GIVEN RECORDS —
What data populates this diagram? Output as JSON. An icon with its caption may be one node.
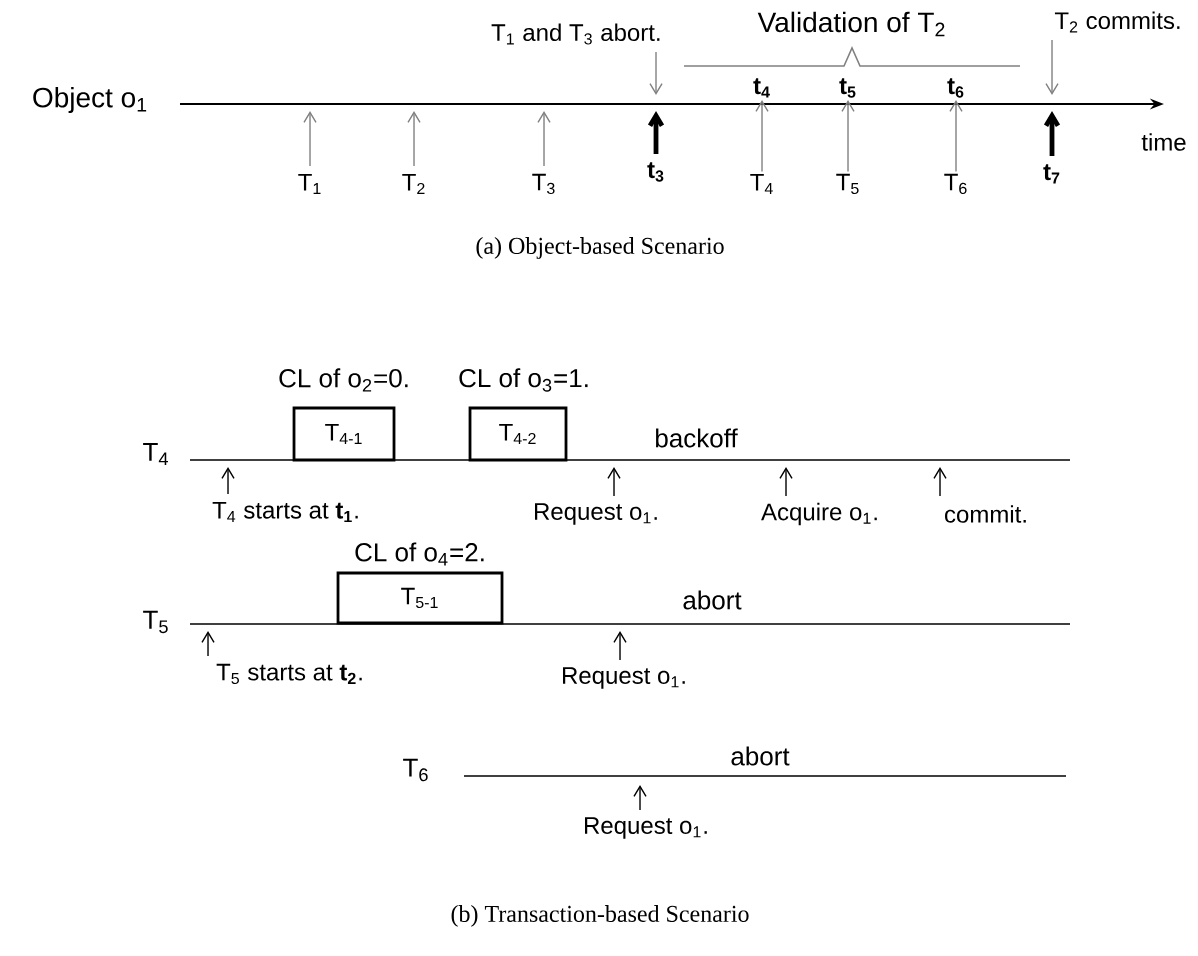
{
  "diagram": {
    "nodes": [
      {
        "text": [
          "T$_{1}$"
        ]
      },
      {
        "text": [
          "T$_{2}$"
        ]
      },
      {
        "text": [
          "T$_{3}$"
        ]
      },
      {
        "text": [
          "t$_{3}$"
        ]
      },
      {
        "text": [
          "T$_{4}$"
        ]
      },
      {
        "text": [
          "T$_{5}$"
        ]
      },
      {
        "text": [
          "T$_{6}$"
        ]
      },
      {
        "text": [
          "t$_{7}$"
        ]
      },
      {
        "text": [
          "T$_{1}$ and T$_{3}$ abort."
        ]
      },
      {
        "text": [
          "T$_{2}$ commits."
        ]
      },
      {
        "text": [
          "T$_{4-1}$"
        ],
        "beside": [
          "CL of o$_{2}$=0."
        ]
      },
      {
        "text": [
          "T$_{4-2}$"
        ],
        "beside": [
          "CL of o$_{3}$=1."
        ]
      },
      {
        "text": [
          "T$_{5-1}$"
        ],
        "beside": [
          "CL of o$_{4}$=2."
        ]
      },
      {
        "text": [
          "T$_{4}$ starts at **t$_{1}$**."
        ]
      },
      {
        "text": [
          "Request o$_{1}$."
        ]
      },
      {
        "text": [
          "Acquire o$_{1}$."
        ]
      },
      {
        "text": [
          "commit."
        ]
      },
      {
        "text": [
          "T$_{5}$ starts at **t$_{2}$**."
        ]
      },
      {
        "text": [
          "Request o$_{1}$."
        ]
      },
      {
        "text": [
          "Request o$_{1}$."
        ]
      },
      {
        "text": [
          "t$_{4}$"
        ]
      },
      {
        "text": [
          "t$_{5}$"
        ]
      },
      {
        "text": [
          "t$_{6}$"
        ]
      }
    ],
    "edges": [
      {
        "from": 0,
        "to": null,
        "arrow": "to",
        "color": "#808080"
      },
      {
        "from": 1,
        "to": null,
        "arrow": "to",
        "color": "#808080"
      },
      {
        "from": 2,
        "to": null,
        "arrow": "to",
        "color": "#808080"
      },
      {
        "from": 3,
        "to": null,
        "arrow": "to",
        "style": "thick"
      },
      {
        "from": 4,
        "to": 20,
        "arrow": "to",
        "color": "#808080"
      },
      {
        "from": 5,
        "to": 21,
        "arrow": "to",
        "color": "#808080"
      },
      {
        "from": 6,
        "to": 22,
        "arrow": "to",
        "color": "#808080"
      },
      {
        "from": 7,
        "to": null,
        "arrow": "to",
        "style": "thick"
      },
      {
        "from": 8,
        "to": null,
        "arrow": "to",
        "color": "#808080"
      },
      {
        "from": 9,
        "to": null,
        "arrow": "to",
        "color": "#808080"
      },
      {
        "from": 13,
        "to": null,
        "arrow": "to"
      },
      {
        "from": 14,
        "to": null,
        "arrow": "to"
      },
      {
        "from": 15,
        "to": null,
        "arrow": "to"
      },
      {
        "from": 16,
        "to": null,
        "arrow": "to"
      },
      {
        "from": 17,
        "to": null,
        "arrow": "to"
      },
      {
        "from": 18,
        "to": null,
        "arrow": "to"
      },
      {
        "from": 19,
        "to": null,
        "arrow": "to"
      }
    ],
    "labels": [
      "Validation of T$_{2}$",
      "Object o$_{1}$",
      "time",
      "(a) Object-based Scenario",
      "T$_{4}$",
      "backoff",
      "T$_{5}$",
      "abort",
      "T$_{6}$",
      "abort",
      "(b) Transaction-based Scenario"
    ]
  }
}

WORK TO BE COMPLETED —
Copy out the lines in which the string "diagram" appears.

FINAL RESULT —
What data populates this diagram? Output as JSON. An icon with its caption may be one node.
  "diagram": {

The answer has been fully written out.